● THE EXERCISE: Pick out each line of the records that includes the string "methods", and copy it.
• • • •
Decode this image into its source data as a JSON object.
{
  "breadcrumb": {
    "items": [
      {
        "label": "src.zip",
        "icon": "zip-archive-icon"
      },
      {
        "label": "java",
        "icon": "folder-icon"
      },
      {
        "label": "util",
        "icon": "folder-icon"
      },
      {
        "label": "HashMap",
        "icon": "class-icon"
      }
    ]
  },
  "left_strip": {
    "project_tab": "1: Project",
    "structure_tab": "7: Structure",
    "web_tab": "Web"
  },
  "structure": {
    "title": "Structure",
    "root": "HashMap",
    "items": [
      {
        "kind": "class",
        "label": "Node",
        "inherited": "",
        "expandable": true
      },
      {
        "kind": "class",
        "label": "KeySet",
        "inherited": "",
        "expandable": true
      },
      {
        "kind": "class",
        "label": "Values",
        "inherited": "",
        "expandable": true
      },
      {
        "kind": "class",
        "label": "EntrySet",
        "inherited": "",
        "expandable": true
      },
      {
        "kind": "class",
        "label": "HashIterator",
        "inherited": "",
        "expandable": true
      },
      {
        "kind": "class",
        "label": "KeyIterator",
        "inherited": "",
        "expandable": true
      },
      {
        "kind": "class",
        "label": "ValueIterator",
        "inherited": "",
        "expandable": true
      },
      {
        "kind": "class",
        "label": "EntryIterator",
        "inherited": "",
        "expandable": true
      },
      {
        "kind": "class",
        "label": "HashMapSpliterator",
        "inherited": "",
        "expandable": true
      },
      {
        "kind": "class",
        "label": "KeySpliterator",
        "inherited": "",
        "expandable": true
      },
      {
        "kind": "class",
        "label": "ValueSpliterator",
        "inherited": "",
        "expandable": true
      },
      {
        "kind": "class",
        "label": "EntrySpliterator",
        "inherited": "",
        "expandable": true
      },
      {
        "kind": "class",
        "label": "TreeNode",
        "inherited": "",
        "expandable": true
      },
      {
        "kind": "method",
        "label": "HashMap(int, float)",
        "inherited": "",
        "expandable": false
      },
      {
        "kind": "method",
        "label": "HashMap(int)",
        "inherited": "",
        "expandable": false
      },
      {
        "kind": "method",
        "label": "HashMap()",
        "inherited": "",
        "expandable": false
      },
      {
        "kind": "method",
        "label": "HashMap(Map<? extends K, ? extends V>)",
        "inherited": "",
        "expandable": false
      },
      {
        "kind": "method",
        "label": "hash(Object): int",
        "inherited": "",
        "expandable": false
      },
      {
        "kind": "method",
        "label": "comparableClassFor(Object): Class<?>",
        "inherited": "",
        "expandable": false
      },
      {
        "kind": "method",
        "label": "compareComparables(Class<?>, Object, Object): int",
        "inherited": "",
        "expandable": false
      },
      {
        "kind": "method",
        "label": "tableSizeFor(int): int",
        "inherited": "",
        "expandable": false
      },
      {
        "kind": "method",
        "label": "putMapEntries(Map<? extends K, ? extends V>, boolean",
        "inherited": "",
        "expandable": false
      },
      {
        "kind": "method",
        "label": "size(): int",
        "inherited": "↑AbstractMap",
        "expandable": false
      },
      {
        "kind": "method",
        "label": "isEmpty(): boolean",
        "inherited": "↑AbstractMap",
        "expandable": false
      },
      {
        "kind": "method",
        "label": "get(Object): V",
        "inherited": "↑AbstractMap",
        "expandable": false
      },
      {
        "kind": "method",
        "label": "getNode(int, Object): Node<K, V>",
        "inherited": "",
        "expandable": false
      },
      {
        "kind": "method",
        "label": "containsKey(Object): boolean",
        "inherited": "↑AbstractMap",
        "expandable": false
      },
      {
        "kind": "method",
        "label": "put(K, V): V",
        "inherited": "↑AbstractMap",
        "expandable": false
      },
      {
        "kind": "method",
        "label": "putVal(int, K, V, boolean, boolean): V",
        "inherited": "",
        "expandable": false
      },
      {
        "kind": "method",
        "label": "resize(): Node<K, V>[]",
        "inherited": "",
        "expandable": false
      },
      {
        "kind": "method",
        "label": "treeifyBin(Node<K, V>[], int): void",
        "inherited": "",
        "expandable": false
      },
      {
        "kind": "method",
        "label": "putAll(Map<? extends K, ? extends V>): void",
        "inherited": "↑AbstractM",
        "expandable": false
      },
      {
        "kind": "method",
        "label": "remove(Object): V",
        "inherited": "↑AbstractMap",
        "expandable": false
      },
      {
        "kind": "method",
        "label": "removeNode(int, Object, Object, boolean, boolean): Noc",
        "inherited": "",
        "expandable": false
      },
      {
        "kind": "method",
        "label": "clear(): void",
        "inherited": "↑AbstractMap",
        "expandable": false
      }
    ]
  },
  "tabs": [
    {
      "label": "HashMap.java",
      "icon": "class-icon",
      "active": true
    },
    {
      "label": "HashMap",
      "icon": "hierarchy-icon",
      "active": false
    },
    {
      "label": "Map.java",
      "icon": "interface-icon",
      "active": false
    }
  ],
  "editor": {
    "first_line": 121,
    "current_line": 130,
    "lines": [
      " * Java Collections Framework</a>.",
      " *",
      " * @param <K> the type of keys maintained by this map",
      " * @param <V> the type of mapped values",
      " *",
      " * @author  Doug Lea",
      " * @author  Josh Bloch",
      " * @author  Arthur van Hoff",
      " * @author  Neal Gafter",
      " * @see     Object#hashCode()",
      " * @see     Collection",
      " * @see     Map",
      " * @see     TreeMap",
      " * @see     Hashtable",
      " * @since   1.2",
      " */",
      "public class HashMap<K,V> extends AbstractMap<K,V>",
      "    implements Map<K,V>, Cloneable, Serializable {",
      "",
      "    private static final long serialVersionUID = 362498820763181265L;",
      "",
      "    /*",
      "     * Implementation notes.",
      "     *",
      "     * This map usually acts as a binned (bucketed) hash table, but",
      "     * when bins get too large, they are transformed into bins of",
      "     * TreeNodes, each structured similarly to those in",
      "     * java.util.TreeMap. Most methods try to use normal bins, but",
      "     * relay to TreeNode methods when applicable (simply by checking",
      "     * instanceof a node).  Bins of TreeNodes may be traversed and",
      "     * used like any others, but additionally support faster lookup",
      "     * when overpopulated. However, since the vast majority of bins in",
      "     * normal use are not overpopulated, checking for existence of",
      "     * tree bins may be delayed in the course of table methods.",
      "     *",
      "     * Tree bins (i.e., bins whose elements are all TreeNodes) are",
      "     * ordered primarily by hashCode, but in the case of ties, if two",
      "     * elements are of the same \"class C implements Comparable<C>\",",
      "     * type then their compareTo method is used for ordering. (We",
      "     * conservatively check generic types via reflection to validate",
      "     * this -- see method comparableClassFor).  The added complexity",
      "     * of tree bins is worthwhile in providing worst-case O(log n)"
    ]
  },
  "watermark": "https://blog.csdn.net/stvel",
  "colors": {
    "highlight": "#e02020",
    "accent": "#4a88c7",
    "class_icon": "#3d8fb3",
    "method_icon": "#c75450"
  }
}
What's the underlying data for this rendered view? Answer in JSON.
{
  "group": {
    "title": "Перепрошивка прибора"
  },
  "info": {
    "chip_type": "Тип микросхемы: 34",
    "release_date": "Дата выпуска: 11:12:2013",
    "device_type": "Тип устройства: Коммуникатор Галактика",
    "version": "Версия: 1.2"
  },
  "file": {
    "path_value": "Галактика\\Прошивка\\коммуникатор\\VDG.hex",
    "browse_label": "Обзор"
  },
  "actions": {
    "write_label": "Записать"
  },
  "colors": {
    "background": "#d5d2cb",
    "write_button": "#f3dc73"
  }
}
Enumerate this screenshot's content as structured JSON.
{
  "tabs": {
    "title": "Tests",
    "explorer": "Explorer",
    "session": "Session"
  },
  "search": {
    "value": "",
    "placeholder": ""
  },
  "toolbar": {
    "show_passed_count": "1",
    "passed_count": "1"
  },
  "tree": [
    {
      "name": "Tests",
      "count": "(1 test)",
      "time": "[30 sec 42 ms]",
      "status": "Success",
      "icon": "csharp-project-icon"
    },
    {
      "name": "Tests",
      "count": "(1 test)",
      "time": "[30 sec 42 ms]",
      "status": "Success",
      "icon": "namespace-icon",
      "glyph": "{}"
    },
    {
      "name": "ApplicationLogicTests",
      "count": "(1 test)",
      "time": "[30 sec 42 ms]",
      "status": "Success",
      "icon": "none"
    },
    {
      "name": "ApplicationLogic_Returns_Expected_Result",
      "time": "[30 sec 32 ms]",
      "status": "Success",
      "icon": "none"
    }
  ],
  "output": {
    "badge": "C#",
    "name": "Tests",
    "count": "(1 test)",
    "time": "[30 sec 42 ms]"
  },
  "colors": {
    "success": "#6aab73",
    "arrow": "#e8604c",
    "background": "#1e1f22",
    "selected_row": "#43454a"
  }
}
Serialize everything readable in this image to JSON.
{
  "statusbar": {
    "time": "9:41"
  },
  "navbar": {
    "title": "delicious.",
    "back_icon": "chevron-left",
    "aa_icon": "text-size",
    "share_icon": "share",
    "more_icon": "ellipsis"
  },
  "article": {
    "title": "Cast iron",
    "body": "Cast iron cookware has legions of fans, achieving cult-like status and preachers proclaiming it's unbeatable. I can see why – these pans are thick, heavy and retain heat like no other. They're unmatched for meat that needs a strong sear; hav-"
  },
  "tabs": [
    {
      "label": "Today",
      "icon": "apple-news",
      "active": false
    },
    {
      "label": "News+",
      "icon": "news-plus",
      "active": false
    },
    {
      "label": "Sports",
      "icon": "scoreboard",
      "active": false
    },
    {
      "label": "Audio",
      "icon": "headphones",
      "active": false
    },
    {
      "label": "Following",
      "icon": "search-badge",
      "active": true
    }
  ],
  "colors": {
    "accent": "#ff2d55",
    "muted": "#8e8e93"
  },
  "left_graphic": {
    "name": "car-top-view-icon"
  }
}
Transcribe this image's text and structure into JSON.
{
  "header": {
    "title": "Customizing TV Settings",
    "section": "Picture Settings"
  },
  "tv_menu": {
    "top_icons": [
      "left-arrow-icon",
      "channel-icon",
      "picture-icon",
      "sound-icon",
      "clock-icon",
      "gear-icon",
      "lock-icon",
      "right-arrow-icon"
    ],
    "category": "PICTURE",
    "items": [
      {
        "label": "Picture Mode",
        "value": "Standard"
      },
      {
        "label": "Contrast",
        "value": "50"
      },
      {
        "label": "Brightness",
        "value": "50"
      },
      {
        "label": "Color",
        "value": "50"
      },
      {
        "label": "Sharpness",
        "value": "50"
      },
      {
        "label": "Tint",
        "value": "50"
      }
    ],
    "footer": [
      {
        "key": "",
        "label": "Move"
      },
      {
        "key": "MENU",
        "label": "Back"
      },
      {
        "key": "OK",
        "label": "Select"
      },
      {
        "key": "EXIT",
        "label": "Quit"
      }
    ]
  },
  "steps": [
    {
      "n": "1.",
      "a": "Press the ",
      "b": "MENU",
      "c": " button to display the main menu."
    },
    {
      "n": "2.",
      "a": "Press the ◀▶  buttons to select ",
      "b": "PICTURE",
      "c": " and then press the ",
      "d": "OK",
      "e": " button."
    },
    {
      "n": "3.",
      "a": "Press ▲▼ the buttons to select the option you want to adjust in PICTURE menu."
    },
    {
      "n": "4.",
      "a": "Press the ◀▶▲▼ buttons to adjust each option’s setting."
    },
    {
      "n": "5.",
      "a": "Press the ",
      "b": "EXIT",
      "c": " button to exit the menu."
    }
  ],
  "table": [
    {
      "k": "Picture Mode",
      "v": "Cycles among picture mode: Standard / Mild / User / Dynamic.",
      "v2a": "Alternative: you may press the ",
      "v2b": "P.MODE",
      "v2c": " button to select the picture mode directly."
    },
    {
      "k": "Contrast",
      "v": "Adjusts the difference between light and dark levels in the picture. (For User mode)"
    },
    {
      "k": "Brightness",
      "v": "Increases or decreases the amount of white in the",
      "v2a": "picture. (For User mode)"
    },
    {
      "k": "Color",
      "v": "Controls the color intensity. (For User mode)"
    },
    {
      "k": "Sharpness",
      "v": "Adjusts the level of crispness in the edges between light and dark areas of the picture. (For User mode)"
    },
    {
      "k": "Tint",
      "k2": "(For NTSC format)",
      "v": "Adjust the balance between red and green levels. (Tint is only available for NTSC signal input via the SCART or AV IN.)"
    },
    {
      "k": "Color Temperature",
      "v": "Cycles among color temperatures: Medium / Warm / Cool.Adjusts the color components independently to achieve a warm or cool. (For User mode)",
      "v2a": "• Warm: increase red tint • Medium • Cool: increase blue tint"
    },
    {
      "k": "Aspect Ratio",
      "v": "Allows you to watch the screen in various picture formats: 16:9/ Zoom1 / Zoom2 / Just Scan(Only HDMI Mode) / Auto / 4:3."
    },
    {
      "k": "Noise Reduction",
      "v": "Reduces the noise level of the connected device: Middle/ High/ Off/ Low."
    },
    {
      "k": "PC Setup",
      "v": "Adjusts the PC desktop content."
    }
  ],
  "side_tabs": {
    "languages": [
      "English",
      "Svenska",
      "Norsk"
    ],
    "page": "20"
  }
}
• • • •
● PROBLEM SOLUTION:
      "     * java.util.TreeMap. Most methods try to use normal bins, but",
      "     * relay to TreeNode methods when applicable (simply by checking",
      "     * tree bins may be delayed in the course of table methods.",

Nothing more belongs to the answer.